### The task
Repeat the data that follows, word for word, without the images.

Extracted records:
►

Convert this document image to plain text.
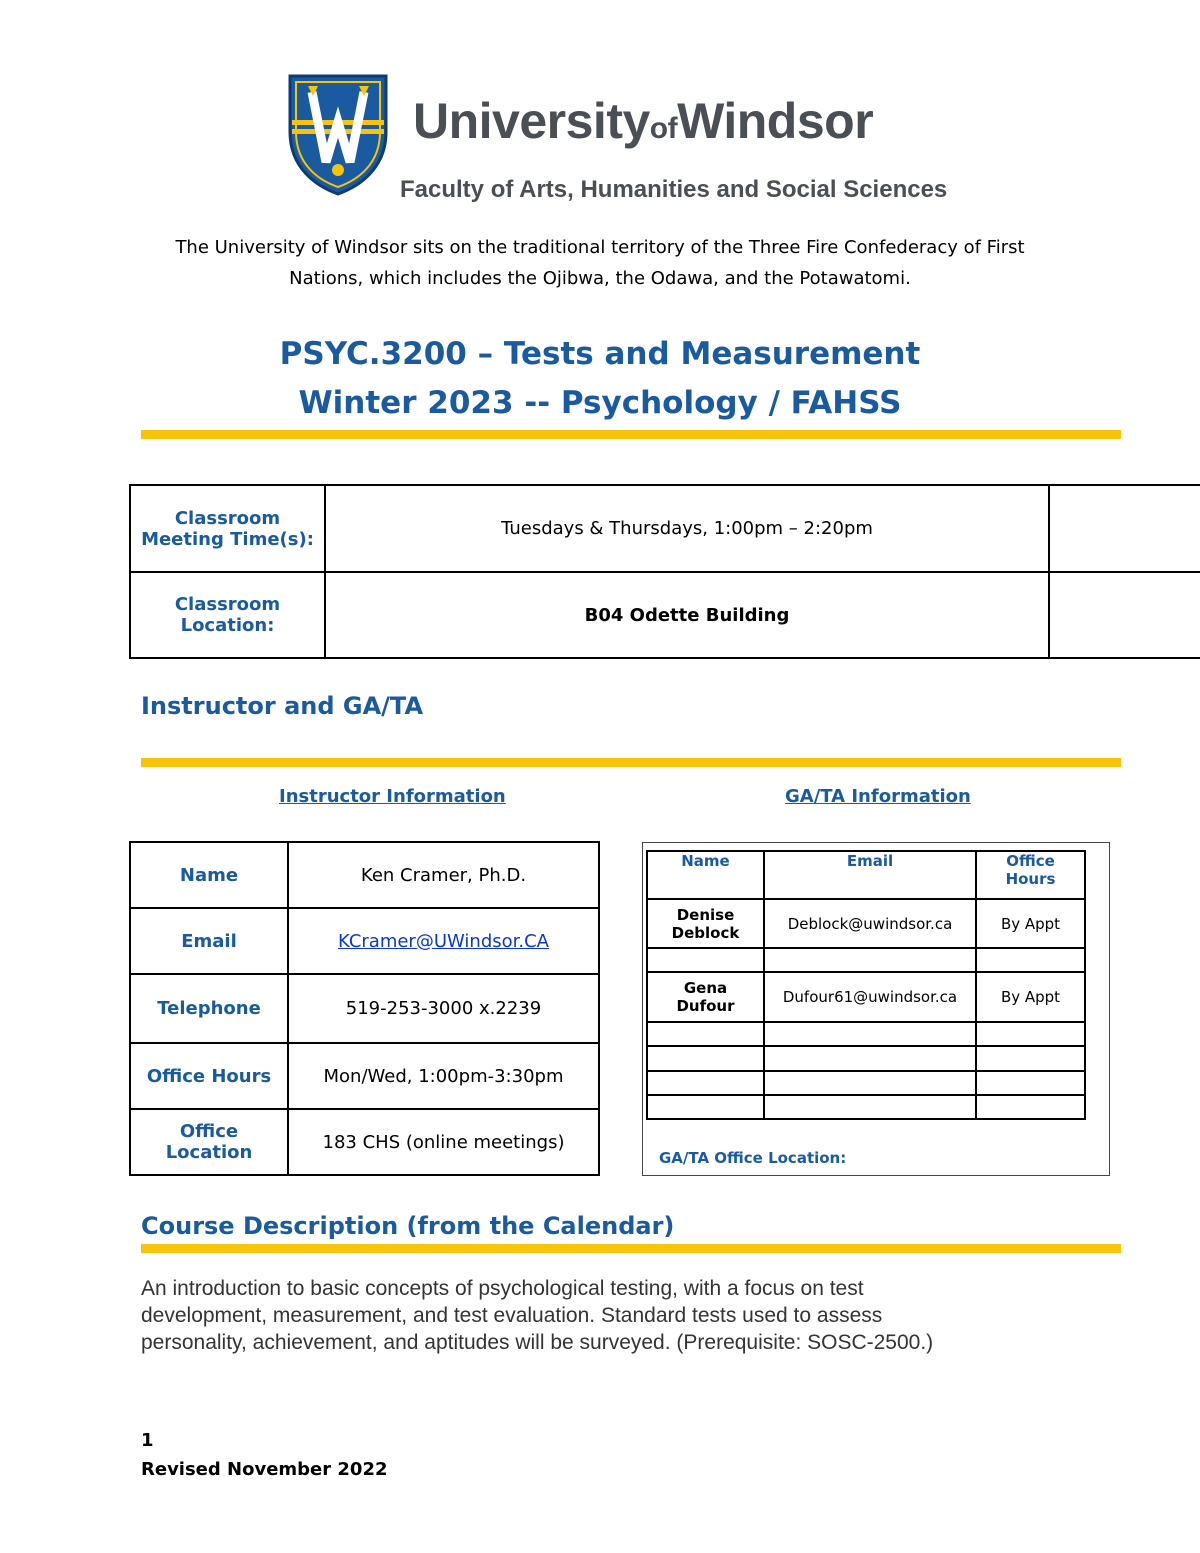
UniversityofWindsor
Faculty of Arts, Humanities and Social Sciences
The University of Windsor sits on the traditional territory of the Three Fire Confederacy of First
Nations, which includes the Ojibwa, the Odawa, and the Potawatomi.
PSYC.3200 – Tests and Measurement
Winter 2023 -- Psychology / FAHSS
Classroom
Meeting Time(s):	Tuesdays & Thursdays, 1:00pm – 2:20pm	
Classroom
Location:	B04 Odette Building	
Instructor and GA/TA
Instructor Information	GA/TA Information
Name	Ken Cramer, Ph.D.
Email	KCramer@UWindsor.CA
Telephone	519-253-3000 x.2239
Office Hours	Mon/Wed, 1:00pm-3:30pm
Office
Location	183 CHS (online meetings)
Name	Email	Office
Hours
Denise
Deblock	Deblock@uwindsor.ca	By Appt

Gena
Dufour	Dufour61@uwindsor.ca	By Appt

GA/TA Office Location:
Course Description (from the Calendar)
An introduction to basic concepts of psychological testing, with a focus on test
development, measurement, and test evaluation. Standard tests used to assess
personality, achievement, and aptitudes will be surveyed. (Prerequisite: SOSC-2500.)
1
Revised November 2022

◄

### Solution to this task
Convert this document image to plain text.
UniversityofWindsor
Faculty of Arts, Humanities and Social Sciences
The University of Windsor sits on the traditional territory of the Three Fire Confederacy of First
Nations, which includes the Ojibwa, the Odawa, and the Potawatomi.
PSYC.3200 – Tests and Measurement
Winter 2023 -- Psychology / FAHSS
Classroom
Meeting Time(s):	Tuesdays & Thursdays, 1:00pm – 2:20pm	
Classroom
Location:	B04 Odette Building	
Instructor and GA/TA
Instructor Information	GA/TA Information
Name	Ken Cramer, Ph.D.
Email	KCramer@UWindsor.CA
Telephone	519-253-3000 x.2239
Office Hours	Mon/Wed, 1:00pm-3:30pm
Office
Location	183 CHS (online meetings)
Name	Email	Office
Hours
Denise
Deblock	Deblock@uwindsor.ca	By Appt

Gena
Dufour	Dufour61@uwindsor.ca	By Appt

GA/TA Office Location:
Course Description (from the Calendar)
An introduction to basic concepts of psychological testing, with a focus on test
development, measurement, and test evaluation. Standard tests used to assess
personality, achievement, and aptitudes will be surveyed. (Prerequisite: SOSC-2500.)
1
Revised November 2022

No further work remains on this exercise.